» **TO DO**
Omit all images, then return the remaining material exactly as it stands.

Start RECORDS TO PROCESS

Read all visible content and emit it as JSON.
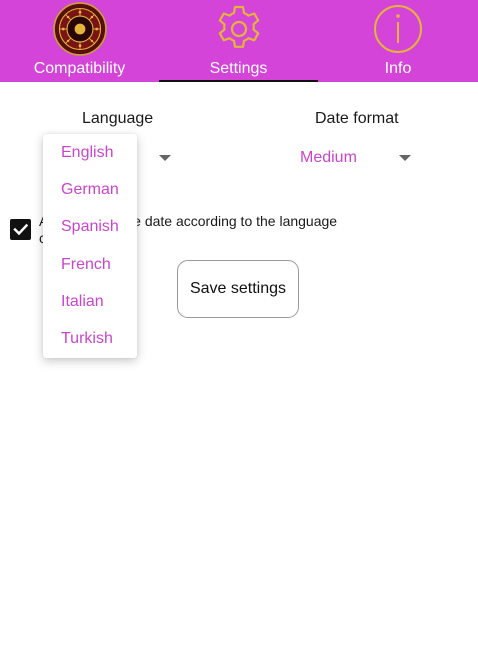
{
  "tabs": [
    {
      "label": "Compatibility",
      "icon": "zodiac-wheel-icon",
      "active": false
    },
    {
      "label": "Settings",
      "icon": "gear-icon",
      "active": true
    },
    {
      "label": "Info",
      "icon": "info-icon",
      "active": false
    }
  ],
  "settings": {
    "language_header": "Language",
    "date_format_header": "Date format",
    "date_format_value": "Medium",
    "checkbox_checked": true,
    "checkbox_text_visible": "A                   the date according to the language\nc",
    "save_label": "Save settings"
  },
  "language_dropdown": {
    "options": [
      "English",
      "German",
      "Spanish",
      "French",
      "Italian",
      "Turkish"
    ]
  },
  "colors": {
    "tab_bar": "#d444d8",
    "accent_text": "#c946cc",
    "icon_gold": "#e2b43a"
  }
}
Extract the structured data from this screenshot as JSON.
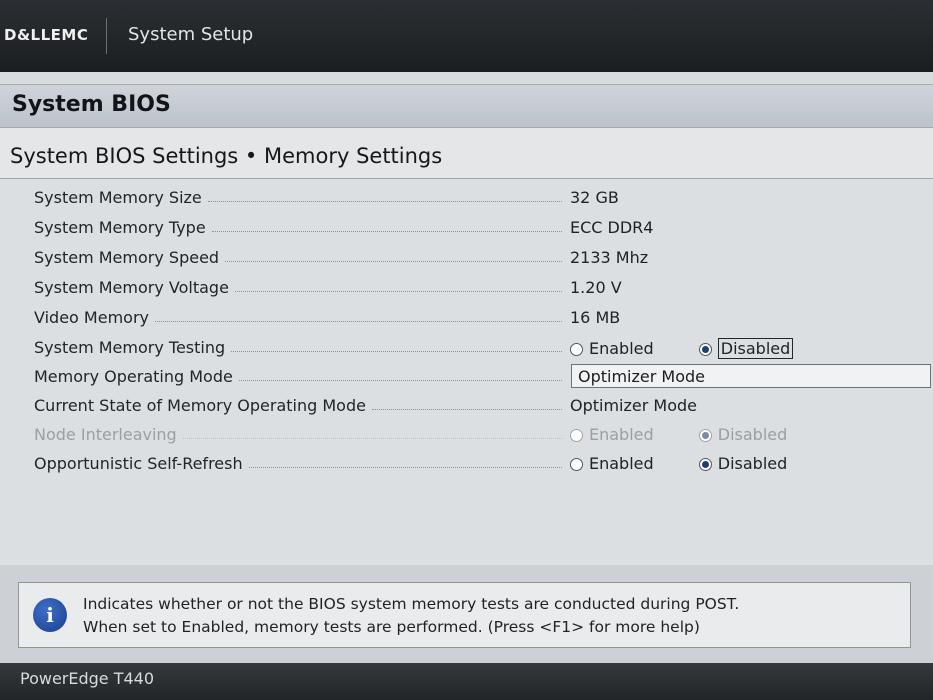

End RECORDS TO PROCESS

» **SOLUTION**
Read all visible content and emit it as JSON.
{
  "tabs": [
    {
      "label": "Compatibility",
      "icon": "zodiac-wheel-icon",
      "active": false
    },
    {
      "label": "Settings",
      "icon": "gear-icon",
      "active": true
    },
    {
      "label": "Info",
      "icon": "info-icon",
      "active": false
    }
  ],
  "settings": {
    "language_header": "Language",
    "date_format_header": "Date format",
    "date_format_value": "Medium",
    "checkbox_checked": true,
    "checkbox_text_visible": "A                   the date according to the language\nc",
    "save_label": "Save settings"
  },
  "language_dropdown": {
    "options": [
      "English",
      "German",
      "Spanish",
      "French",
      "Italian",
      "Turkish"
    ]
  },
  "colors": {
    "tab_bar": "#d444d8",
    "accent_text": "#c946cc",
    "icon_gold": "#e2b43a"
  }
}
Extract the structured data from this screenshot as JSON.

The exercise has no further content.